- **PROVIDED RECORDS**
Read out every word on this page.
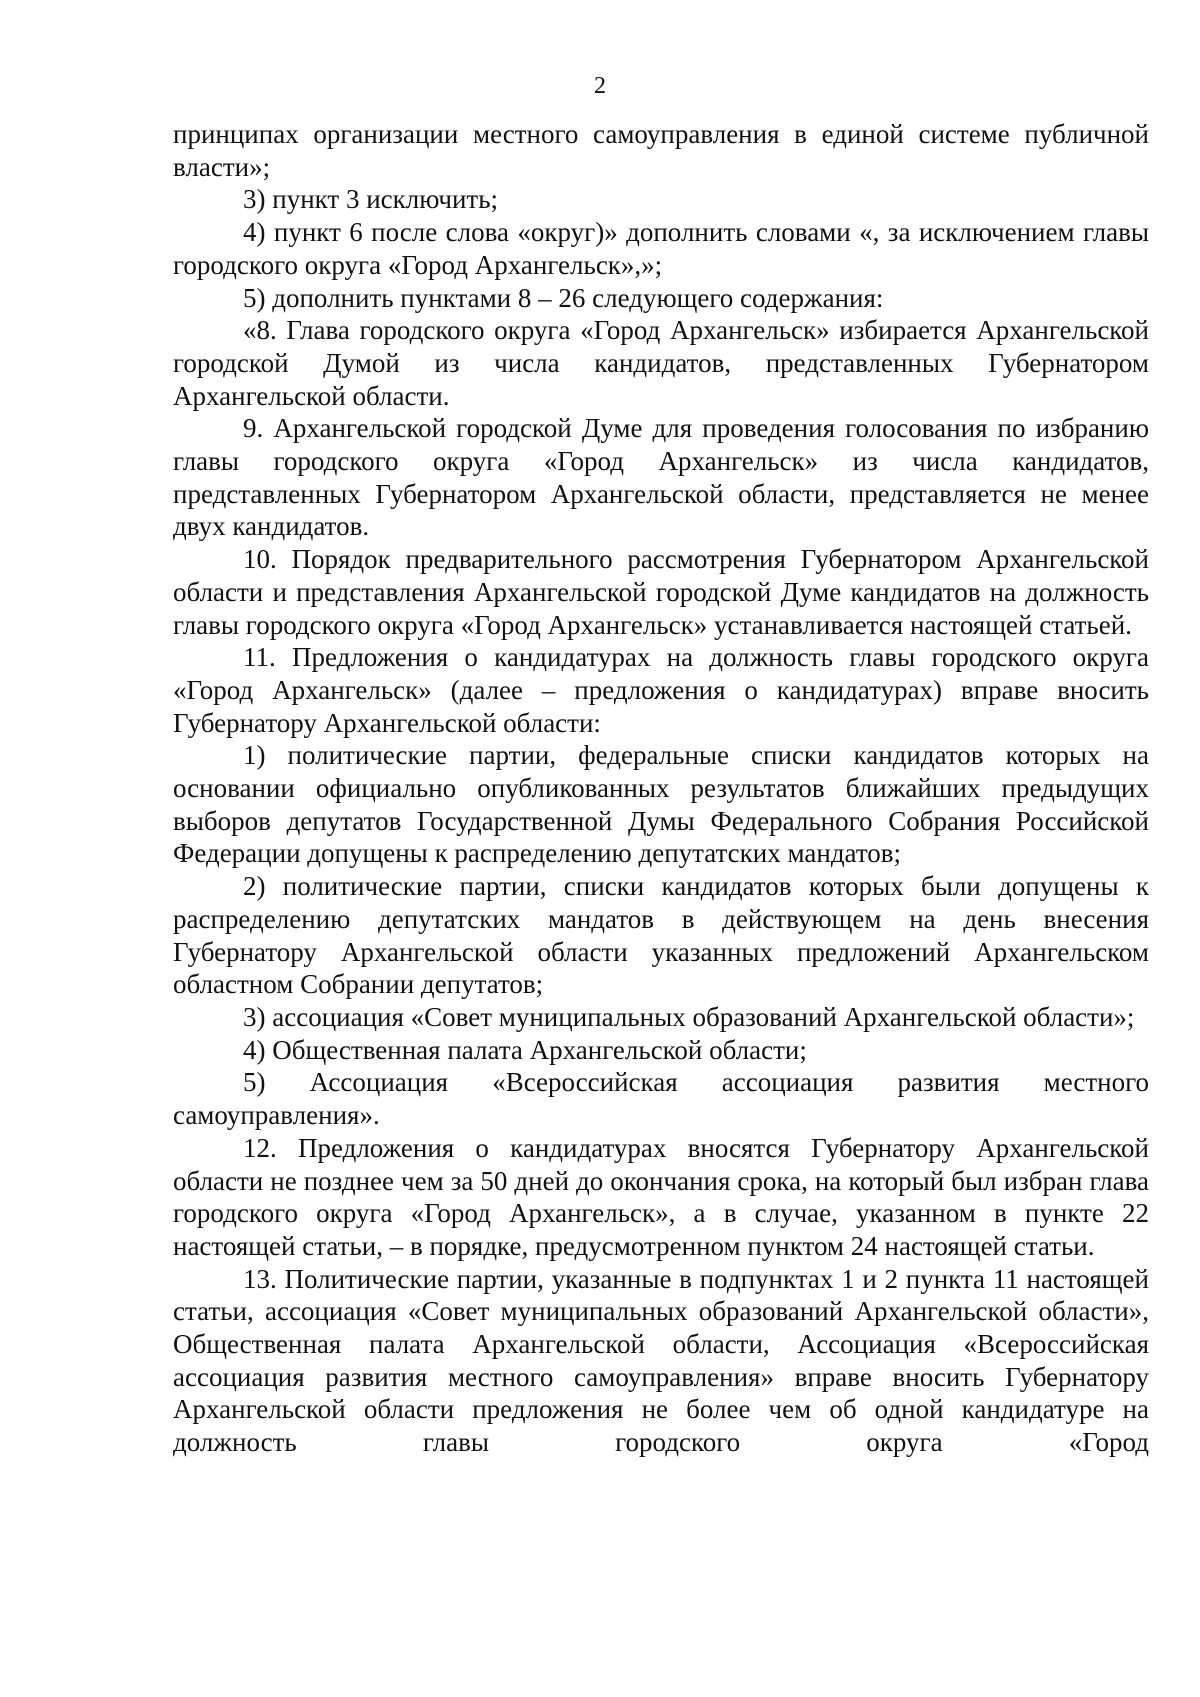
2

принципах организации местного самоуправления в единой системе публичной власти»;

3) пункт 3 исключить;

4) пункт 6 после слова «округ)» дополнить словами «, за исключением главы городского округа «Город Архангельск»,»;

5) дополнить пунктами 8 – 26 следующего содержания:

«8. Глава городского округа «Город Архангельск» избирается Архангельской городской Думой из числа кандидатов, представленных Губернатором Архангельской области.

9. Архангельской городской Думе для проведения голосования по избранию главы городского округа «Город Архангельск» из числа кандидатов, представленных Губернатором Архангельской области, представляется не менее двух кандидатов.

10. Порядок предварительного рассмотрения Губернатором Архангельской области и представления Архангельской городской Думе кандидатов на должность главы городского округа «Город Архангельск» устанавливается настоящей статьей.

11. Предложения о кандидатурах на должность главы городского округа «Город Архангельск» (далее – предложения о кандидатурах) вправе вносить Губернатору Архангельской области:

1) политические партии, федеральные списки кандидатов которых на основании официально опубликованных результатов ближайших предыдущих выборов депутатов Государственной Думы Федерального Собрания Российской Федерации допущены к распределению депутатских мандатов;

2) политические партии, списки кандидатов которых были допущены к распределению депутатских мандатов в действующем на день внесения Губернатору Архангельской области указанных предложений Архангельском областном Собрании депутатов;

3) ассоциация «Совет муниципальных образований Архангельской области»;

4) Общественная палата Архангельской области;

5) Ассоциация «Всероссийская ассоциация развития местного самоуправления».

12. Предложения о кандидатурах вносятся Губернатору Архангельской области не позднее чем за 50 дней до окончания срока, на который был избран глава городского округа «Город Архангельск», а в случае, указанном в пункте 22 настоящей статьи, – в порядке, предусмотренном пунктом 24 настоящей статьи.

13. Политические партии, указанные в подпунктах 1 и 2 пункта 11 настоящей статьи, ассоциация «Совет муниципальных образований Архангельской области», Общественная палата Архангельской области, Ассоциация «Всероссийская ассоциация развития местного самоуправления» вправе вносить Губернатору Архангельской области предложения не более чем об одной кандидатуре на должность главы городского округа «Город
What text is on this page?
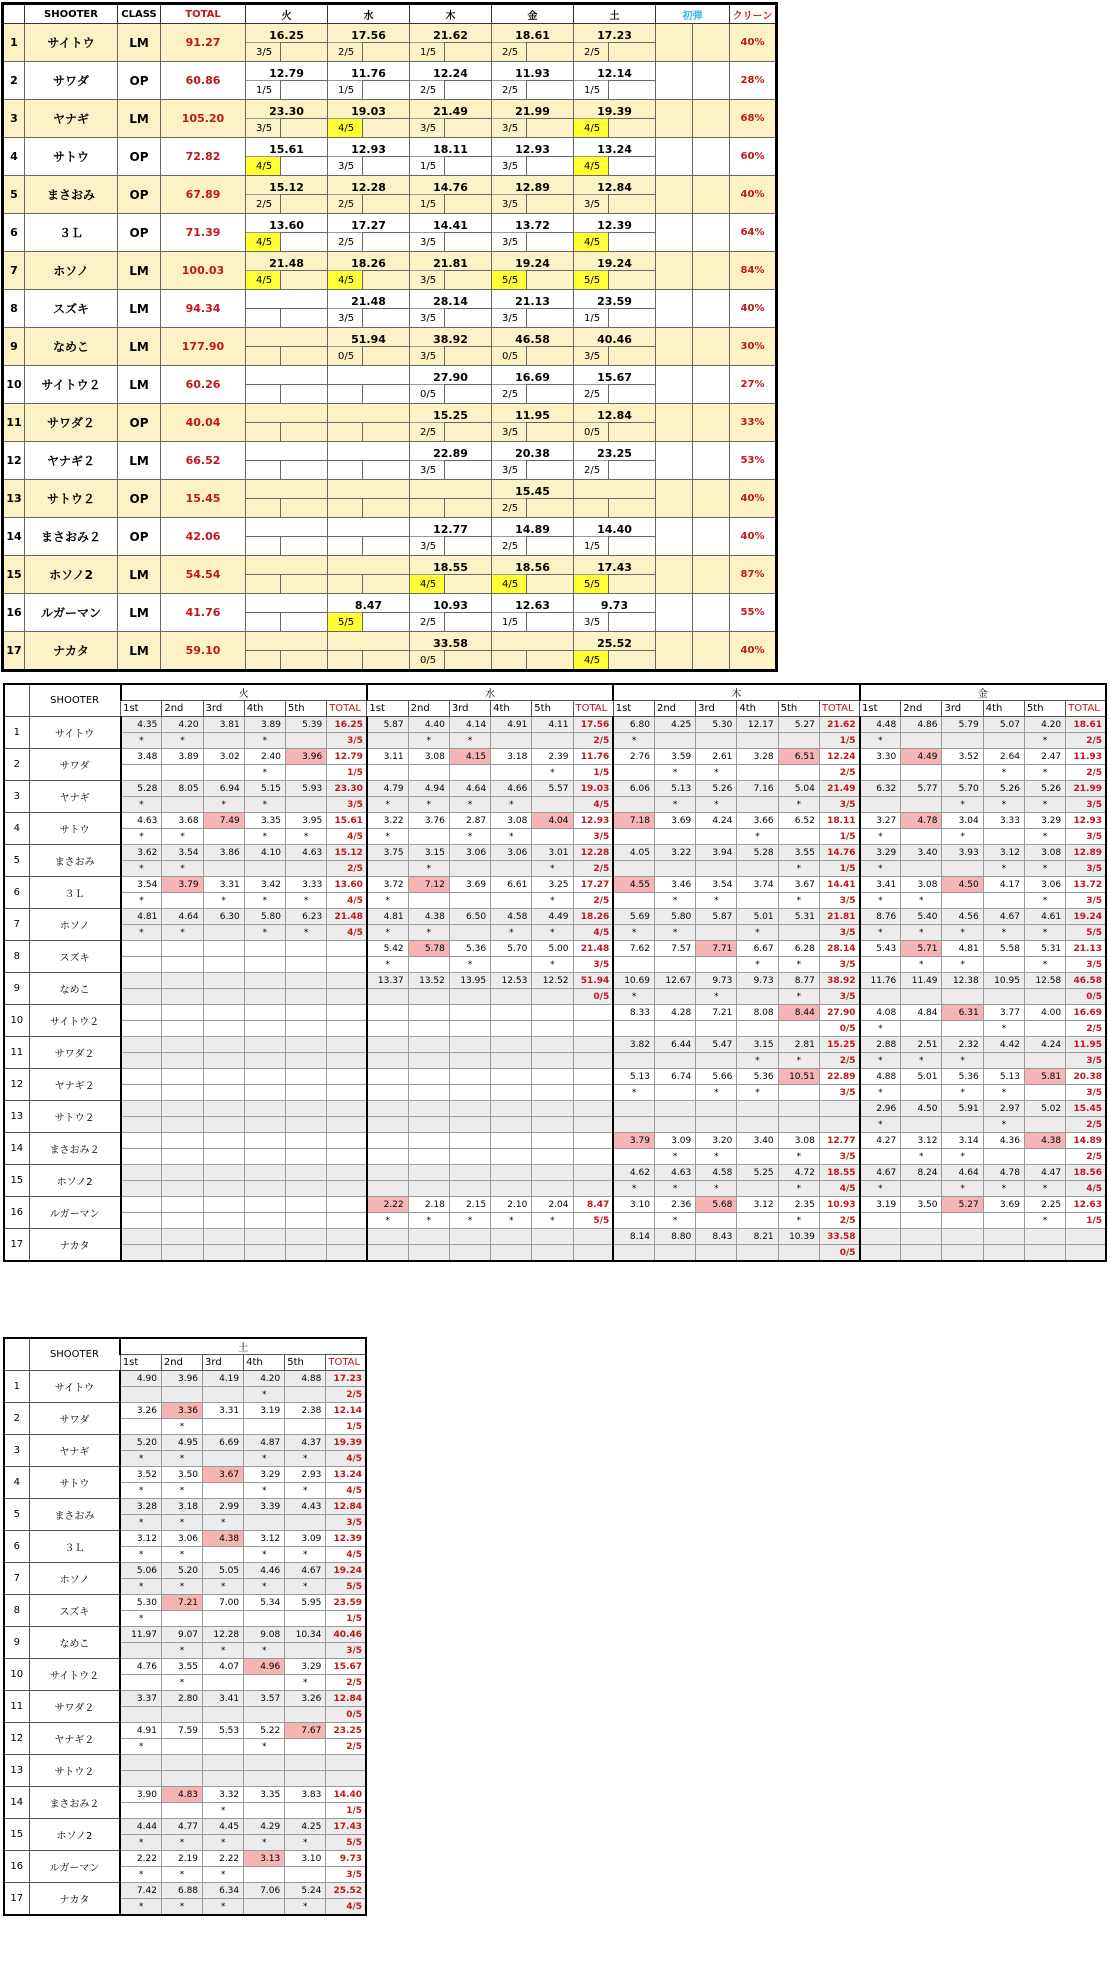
	SHOOTER	CLASS	TOTAL	火		水		木		金		土		初弾		クリーン
1	サイトウ	LM	91.27	16.25		17.56		21.62		18.61		17.23				40%
				3/5		2/5		1/5		2/5		2/5				
2	サワダ	OP	60.86	12.79		11.76		12.24		11.93		12.14				28%
				1/5		1/5		2/5		2/5		1/5				
3	ヤナギ	LM	105.20	23.30		19.03		21.49		21.99		19.39				68%
				3/5		4/5		3/5		3/5		4/5				
4	サトウ	OP	72.82	15.61		12.93		18.11		12.93		13.24				60%
				4/5		3/5		1/5		3/5		4/5				
5	まさおみ	OP	67.89	15.12		12.28		14.76		12.89		12.84				40%
				2/5		2/5		1/5		3/5		3/5				
6	３Ｌ	OP	71.39	13.60		17.27		14.41		13.72		12.39				64%
				4/5		2/5		3/5		3/5		4/5				
7	ホソノ	LM	100.03	21.48		18.26		21.81		19.24		19.24				84%
				4/5		4/5		3/5		5/5		5/5				
8	スズキ	LM	94.34			21.48		28.14		21.13		23.59				40%
						3/5		3/5		3/5		1/5				
9	なめこ	LM	177.90			51.94		38.92		46.58		40.46				30%
						0/5		3/5		0/5		3/5				
10	サイトウ２	LM	60.26					27.90		16.69		15.67				27%
								0/5		2/5		2/5				
11	サワダ２	OP	40.04					15.25		11.95		12.84				33%
								2/5		3/5		0/5				
12	ヤナギ２	LM	66.52					22.89		20.38		23.25				53%
								3/5		3/5		2/5				
13	サトウ２	OP	15.45							15.45						40%
										2/5						
14	まさおみ２	OP	42.06					12.77		14.89		14.40				40%
								3/5		2/5		1/5				
15	ホソノ2	LM	54.54					18.55		18.56		17.43				87%
								4/5		4/5		5/5				
16	ルガーマン	LM	41.76			8.47		10.93		12.63		9.73				55%
						5/5		2/5		1/5		3/5				
17	ナカタ	LM	59.10					33.58				25.52				40%
								0/5				4/5				
	SHOOTER	火						水						木						金					
		1st	2nd	3rd	4th	5th	TOTAL	1st	2nd	3rd	4th	5th	TOTAL	1st	2nd	3rd	4th	5th	TOTAL	1st	2nd	3rd	4th	5th	TOTAL
1	サイトウ	4.35	4.20	3.81	3.89	5.39	16.25	5.87	4.40	4.14	4.91	4.11	17.56	6.80	4.25	5.30	12.17	5.27	21.62	4.48	4.86	5.79	5.07	4.20	18.61
		*	*		*		3/5		*	*			2/5	*					1/5	*				*	2/5
2	サワダ	3.48	3.89	3.02	2.40	3.96	12.79	3.11	3.08	4.15	3.18	2.39	11.76	2.76	3.59	2.61	3.28	6.51	12.24	3.30	4.49	3.52	2.64	2.47	11.93
					*		1/5					*	1/5		*	*			2/5				*	*	2/5
3	ヤナギ	5.28	8.05	6.94	5.15	5.93	23.30	4.79	4.94	4.64	4.66	5.57	19.03	6.06	5.13	5.26	7.16	5.04	21.49	6.32	5.77	5.70	5.26	5.26	21.99
		*		*	*		3/5	*	*	*	*		4/5		*	*		*	3/5			*	*	*	3/5
4	サトウ	4.63	3.68	7.49	3.35	3.95	15.61	3.22	3.76	2.87	3.08	4.04	12.93	7.18	3.69	4.24	3.66	6.52	18.11	3.27	4.78	3.04	3.33	3.29	12.93
		*	*		*	*	4/5	*		*	*		3/5				*		1/5	*		*		*	3/5
5	まさおみ	3.62	3.54	3.86	4.10	4.63	15.12	3.75	3.15	3.06	3.06	3.01	12.28	4.05	3.22	3.94	5.28	3.55	14.76	3.29	3.40	3.93	3.12	3.08	12.89
		*	*				2/5		*			*	2/5					*	1/5	*			*	*	3/5
6	３Ｌ	3.54	3.79	3.31	3.42	3.33	13.60	3.72	7.12	3.69	6.61	3.25	17.27	4.55	3.46	3.54	3.74	3.67	14.41	3.41	3.08	4.50	4.17	3.06	13.72
		*		*	*	*	4/5	*				*	2/5		*	*		*	3/5	*	*			*	3/5
7	ホソノ	4.81	4.64	6.30	5.80	6.23	21.48	4.81	4.38	6.50	4.58	4.49	18.26	5.69	5.80	5.87	5.01	5.31	21.81	8.76	5.40	4.56	4.67	4.61	19.24
		*	*		*	*	4/5	*	*		*	*	4/5	*	*		*		3/5	*	*	*	*	*	5/5
8	スズキ							5.42	5.78	5.36	5.70	5.00	21.48	7.62	7.57	7.71	6.67	6.28	28.14	5.43	5.71	4.81	5.58	5.31	21.13
								*		*		*	3/5				*	*	3/5		*	*		*	3/5
9	なめこ							13.37	13.52	13.95	12.53	12.52	51.94	10.69	12.67	9.73	9.73	8.77	38.92	11.76	11.49	12.38	10.95	12.58	46.58
													0/5	*		*		*	3/5						0/5
10	サイトウ２													8.33	4.28	7.21	8.08	8.44	27.90	4.08	4.84	6.31	3.77	4.00	16.69
																			0/5	*			*		2/5
11	サワダ２													3.82	6.44	5.47	3.15	2.81	15.25	2.88	2.51	2.32	4.42	4.24	11.95
																	*	*	2/5	*	*	*			3/5
12	ヤナギ２													5.13	6.74	5.66	5.36	10.51	22.89	4.88	5.01	5.36	5.13	5.81	20.38
														*		*	*		3/5	*		*	*		3/5
13	サトウ２																			2.96	4.50	5.91	2.97	5.02	15.45
																				*			*		2/5
14	まさおみ２													3.79	3.09	3.20	3.40	3.08	12.77	4.27	3.12	3.14	4.36	4.38	14.89
															*	*		*	3/5		*	*			2/5
15	ホソノ2													4.62	4.63	4.58	5.25	4.72	18.55	4.67	8.24	4.64	4.78	4.47	18.56
														*	*	*		*	4/5	*		*	*	*	4/5
16	ルガーマン							2.22	2.18	2.15	2.10	2.04	8.47	3.10	2.36	5.68	3.12	2.35	10.93	3.19	3.50	5.27	3.69	2.25	12.63
								*	*	*	*	*	5/5		*			*	2/5					*	1/5
17	ナカタ													8.14	8.80	8.43	8.21	10.39	33.58						
																			0/5						
	SHOOTER	土					
		1st	2nd	3rd	4th	5th	TOTAL
1	サイトウ	4.90	3.96	4.19	4.20	4.88	17.23
					*		2/5
2	サワダ	3.26	3.36	3.31	3.19	2.38	12.14
			*				1/5
3	ヤナギ	5.20	4.95	6.69	4.87	4.37	19.39
		*	*		*	*	4/5
4	サトウ	3.52	3.50	3.67	3.29	2.93	13.24
		*	*		*	*	4/5
5	まさおみ	3.28	3.18	2.99	3.39	4.43	12.84
		*	*	*			3/5
6	３Ｌ	3.12	3.06	4.38	3.12	3.09	12.39
		*	*		*	*	4/5
7	ホソノ	5.06	5.20	5.05	4.46	4.67	19.24
		*	*	*	*	*	5/5
8	スズキ	5.30	7.21	7.00	5.34	5.95	23.59
		*					1/5
9	なめこ	11.97	9.07	12.28	9.08	10.34	40.46
			*	*	*		3/5
10	サイトウ２	4.76	3.55	4.07	4.96	3.29	15.67
			*			*	2/5
11	サワダ２	3.37	2.80	3.41	3.57	3.26	12.84
							0/5
12	ヤナギ２	4.91	7.59	5.53	5.22	7.67	23.25
		*			*		2/5
13	サトウ２						

14	まさおみ２	3.90	4.83	3.32	3.35	3.83	14.40
				*			1/5
15	ホソノ2	4.44	4.77	4.45	4.29	4.25	17.43
		*	*	*	*	*	5/5
16	ルガーマン	2.22	2.19	2.22	3.13	3.10	9.73
		*	*	*			3/5
17	ナカタ	7.42	6.88	6.34	7.06	5.24	25.52
		*	*	*		*	4/5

- **PROBLEM DETAILS**
Isolate the lines that hold the word "Губернатором" and copy all of them.

- **EXERCISE SOLUTION**
«8. Глава городского округа «Город Архангельск» избирается Архангельской городской Думой из числа кандидатов, представленных Губернатором Архангельской области.
9. Архангельской городской Думе для проведения голосования по избранию главы городского округа «Город Архангельск» из числа кандидатов, представленных Губернатором Архангельской области, представляется не менее двух кандидатов.
10. Порядок предварительного рассмотрения Губернатором Архангельской области и представления Архангельской городской Думе кандидатов на должность главы городского округа «Город Архангельск» устанавливается настоящей статьей.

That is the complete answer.